start Given data

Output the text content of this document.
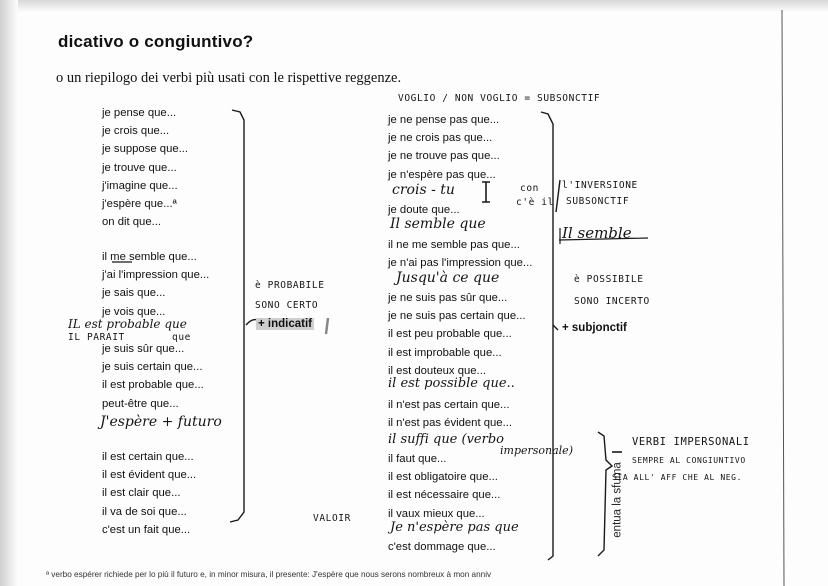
dicativo o congiuntivo?
o un riepilogo dei verbi più usati con le rispettive reggenze.
VOGLIO / NON VOGLIO = SUBSONCTIF
je pense que...
je crois que...
je suppose que...
je trouve que...
j'imagine que...
j'espère que...ª
on dit que...
il me semble que...
j'ai l'impression que...
je sais que...
je vois que...
je suis sûr que...
je suis certain que...
il est probable que...
peut-être que...
il est certain que...
il est évident que...
il est clair que...
il va de soi que...
c'est un fait que...
IL est probable que
IL PARAIT	que
J'espère + futuro
è PROBABILE
SONO CERTO
+ indicatif
VALOIR
je ne pense pas que...
je ne crois pas que...
je ne trouve pas que...
je n'espère pas que...
crois - tu
je doute que...
Il semble que
il ne me semble pas que...
je n'ai pas l'impression que...
Jusqu'à ce que
je ne suis pas sûr que...
je ne suis pas certain que...
il est peu probable que...
il est improbable que...
il est douteux que...
il est possible que..
il n'est pas certain que...
il n'est pas évident que...
il suffi que (verbo
impersonale)
il faut que...
il est obligatoire que...
il est nécessaire que...
il vaux mieux que...
Je n'espère pas que
c'est dommage que...
con
c'è il
l'INVERSIONE
SUBSONCTIF
Il semble
è POSSIBILE
SONO INCERTO
+ subjonctif
VERBI IMPERSONALI
SEMPRE AL CONGIUNTIVO
SIA ALL' AFF CHE AL NEG.
entua la sfuma
ª verbo espérer richiede per lo più il futuro e, in minor misura, il presente: J'espère que nous serons nombreux à mon anniv
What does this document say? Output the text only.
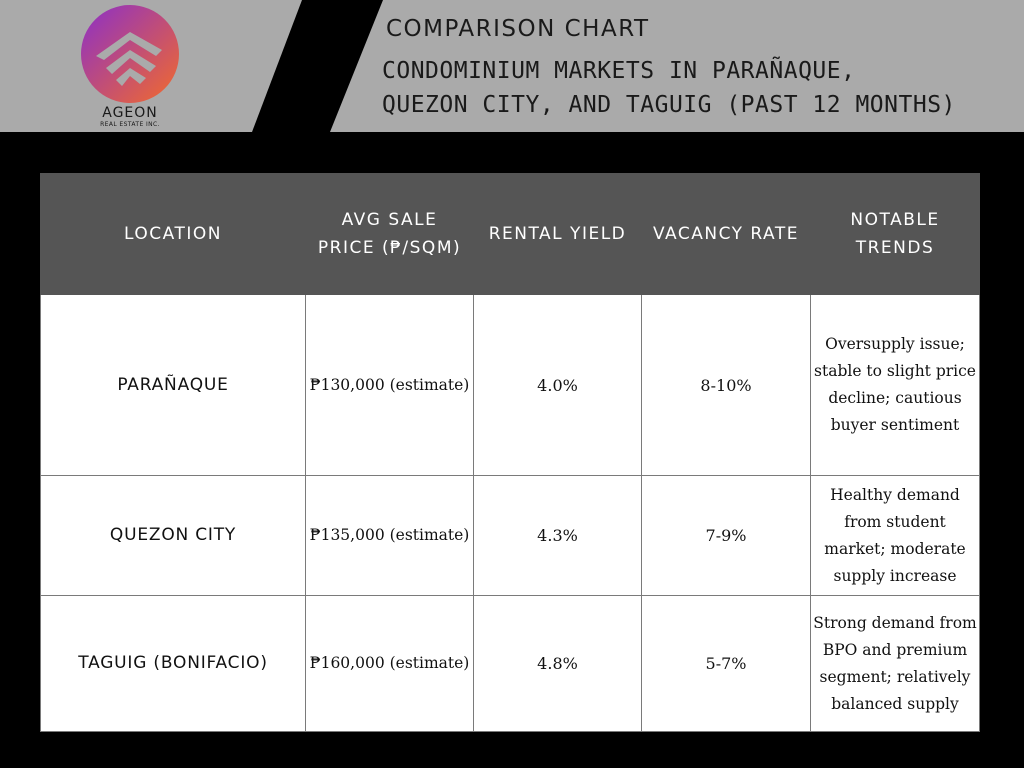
AGEON
REAL ESTATE INC.
COMPARISON CHART
CONDOMINIUM MARKETS IN PARAÑAQUE,
QUEZON CITY, AND TAGUIG (PAST 12 MONTHS)
LOCATION	AVG SALE PRICE (₱/SQM)	RENTAL YIELD	VACANCY RATE	NOTABLE TRENDS
PARAÑAQUE	₱130,000 (estimate)	4.0%	8-10%	Oversupply issue; stable to slight price decline; cautious buyer sentiment
QUEZON CITY	₱135,000 (estimate)	4.3%	7-9%	Healthy demand from student market; moderate supply increase
TAGUIG (BONIFACIO)	₱160,000 (estimate)	4.8%	5-7%	Strong demand from BPO and premium segment; relatively balanced supply
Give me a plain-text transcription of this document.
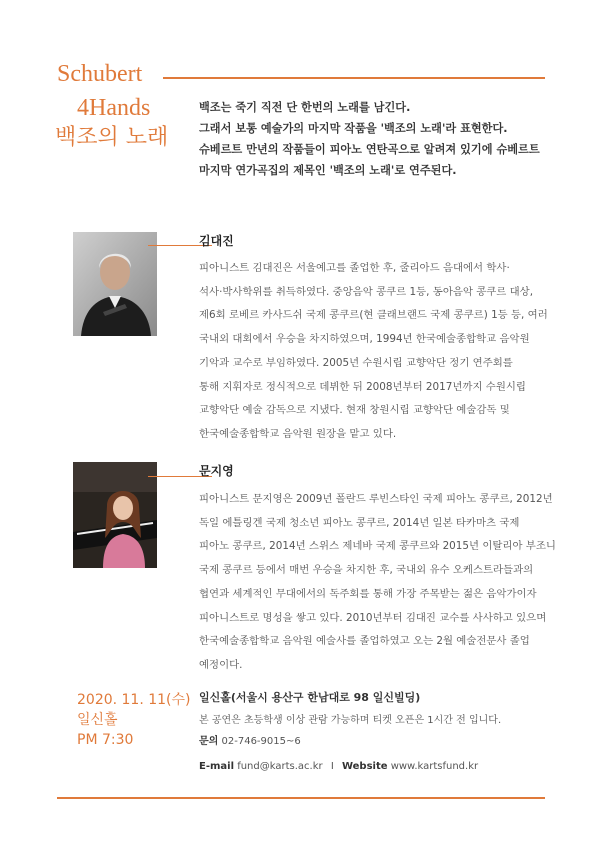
Schubert
4Hands
백조의 노래

백조는 죽기 직전 단 한번의 노래를 남긴다.

그래서 보통 예술가의 마지막 작품을 '백조의 노래'라 표현한다.

슈베르트 만년의 작품들이 피아노 연탄곡으로 알려져 있기에 슈베르트

마지막 연가곡집의 제목인 '백조의 노래'로 연주된다.

김대진

피아니스트 김대진은 서울예고를 졸업한 후, 줄리아드 음대에서 학사·

석사·박사학위를 취득하였다. 중앙음악 콩쿠르 1등, 동아음악 콩쿠르 대상,

제6회 로베르 카사드쉬 국제 콩쿠르(현 클래브랜드 국제 콩쿠르) 1등 등, 여러

국내외 대회에서 우승을 차지하였으며, 1994년 한국예술종합학교 음악원

기악과 교수로 부임하였다. 2005년 수원시립 교향악단 정기 연주회를

통해 지휘자로 정식적으로 데뷔한 뒤 2008년부터 2017년까지 수원시립

교향악단 예술 감독으로 지냈다. 현재 창원시립 교향악단 예술감독 및

한국예술종합학교 음악원 원장을 맡고 있다.

문지영

피아니스트 문지영은 2009년 폴란드 루빈스타인 국제 피아노 콩쿠르, 2012년

독일 에틀링겐 국제 청소년 피아노 콩쿠르, 2014년 일본 타카마츠 국제

피아노 콩쿠르, 2014년 스위스 제네바 국제 콩쿠르와 2015년 이탈리아 부조니

국제 콩쿠르 등에서 매번 우승을 차지한 후, 국내외 유수 오케스트라들과의

협연과 세계적인 무대에서의 독주회를 통해 가장 주목받는 젊은 음악가이자

피아니스트로 명성을 쌓고 있다. 2010년부터 김대진 교수를 사사하고 있으며

한국예술종합학교 음악원 예술사를 졸업하였고 오는 2월 예술전문사 졸업

예정이다.

2020. 11. 11(수)

일신홀

PM 7:30

일신홀(서울시 용산구 한남대로 98 일신빌딩)

본 공연은 초등학생 이상 관람 가능하며 티켓 오픈은 1시간 전 입니다.

문의 02-746-9015~6

E-mail fund@karts.ac.kr I Website www.kartsfund.kr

end Given data

Task goal>
Return each line from the material above exactly, but not the pictures.

Result>
Output the text content of this document.
dicativo o congiuntivo?
o un riepilogo dei verbi più usati con le rispettive reggenze.
VOGLIO / NON VOGLIO = SUBSONCTIF
je pense que...
je crois que...
je suppose que...
je trouve que...
j'imagine que...
j'espère que...ª
on dit que...
il me semble que...
j'ai l'impression que...
je sais que...
je vois que...
je suis sûr que...
je suis certain que...
il est probable que...
peut-être que...
il est certain que...
il est évident que...
il est clair que...
il va de soi que...
c'est un fait que...
IL est probable que
IL PARAIT	que
J'espère + futuro
è PROBABILE
SONO CERTO
+ indicatif
VALOIR
je ne pense pas que...
je ne crois pas que...
je ne trouve pas que...
je n'espère pas que...
crois - tu
je doute que...
Il semble que
il ne me semble pas que...
je n'ai pas l'impression que...
Jusqu'à ce que
je ne suis pas sûr que...
je ne suis pas certain que...
il est peu probable que...
il est improbable que...
il est douteux que...
il est possible que..
il n'est pas certain que...
il n'est pas évident que...
il suffi que (verbo
impersonale)
il faut que...
il est obligatoire que...
il est nécessaire que...
il vaux mieux que...
Je n'espère pas que
c'est dommage que...
con
c'è il
l'INVERSIONE
SUBSONCTIF
Il semble
è POSSIBILE
SONO INCERTO
+ subjonctif
VERBI IMPERSONALI
SEMPRE AL CONGIUNTIVO
SIA ALL' AFF CHE AL NEG.
entua la sfuma
ª verbo espérer richiede per lo più il futuro e, in minor misura, il presente: J'espère que nous serons nombreux à mon anniv
What does this document say? Output the text only.
AGEON
REAL ESTATE INC.
COMPARISON CHART
CONDOMINIUM MARKETS IN PARAÑAQUE,
QUEZON CITY, AND TAGUIG (PAST 12 MONTHS)
LOCATION	AVG SALE PRICE (₱/SQM)	RENTAL YIELD	VACANCY RATE	NOTABLE TRENDS
PARAÑAQUE	₱130,000 (estimate)	4.0%	8-10%	Oversupply issue; stable to slight price decline; cautious buyer sentiment
QUEZON CITY	₱135,000 (estimate)	4.3%	7-9%	Healthy demand from student market; moderate supply increase
TAGUIG (BONIFACIO)	₱160,000 (estimate)	4.8%	5-7%	Strong demand from BPO and premium segment; relatively balanced supply
Give me a plain-text transcription of this document.
Schubert
4Hands
백조의 노래

백조는 죽기 직전 단 한번의 노래를 남긴다.

그래서 보통 예술가의 마지막 작품을 '백조의 노래'라 표현한다.

슈베르트 만년의 작품들이 피아노 연탄곡으로 알려져 있기에 슈베르트

마지막 연가곡집의 제목인 '백조의 노래'로 연주된다.

김대진

피아니스트 김대진은 서울예고를 졸업한 후, 줄리아드 음대에서 학사·

석사·박사학위를 취득하였다. 중앙음악 콩쿠르 1등, 동아음악 콩쿠르 대상,

제6회 로베르 카사드쉬 국제 콩쿠르(현 클래브랜드 국제 콩쿠르) 1등 등, 여러

국내외 대회에서 우승을 차지하였으며, 1994년 한국예술종합학교 음악원

기악과 교수로 부임하였다. 2005년 수원시립 교향악단 정기 연주회를

통해 지휘자로 정식적으로 데뷔한 뒤 2008년부터 2017년까지 수원시립

교향악단 예술 감독으로 지냈다. 현재 창원시립 교향악단 예술감독 및

한국예술종합학교 음악원 원장을 맡고 있다.

문지영

피아니스트 문지영은 2009년 폴란드 루빈스타인 국제 피아노 콩쿠르, 2012년

독일 에틀링겐 국제 청소년 피아노 콩쿠르, 2014년 일본 타카마츠 국제

피아노 콩쿠르, 2014년 스위스 제네바 국제 콩쿠르와 2015년 이탈리아 부조니

국제 콩쿠르 등에서 매번 우승을 차지한 후, 국내외 유수 오케스트라들과의

협연과 세계적인 무대에서의 독주회를 통해 가장 주목받는 젊은 음악가이자

피아니스트로 명성을 쌓고 있다. 2010년부터 김대진 교수를 사사하고 있으며

한국예술종합학교 음악원 예술사를 졸업하였고 오는 2월 예술전문사 졸업

예정이다.

2020. 11. 11(수)

일신홀

PM 7:30

일신홀(서울시 용산구 한남대로 98 일신빌딩)

본 공연은 초등학생 이상 관람 가능하며 티켓 오픈은 1시간 전 입니다.

문의 02-746-9015~6

E-mail fund@karts.ac.kr I Website www.kartsfund.kr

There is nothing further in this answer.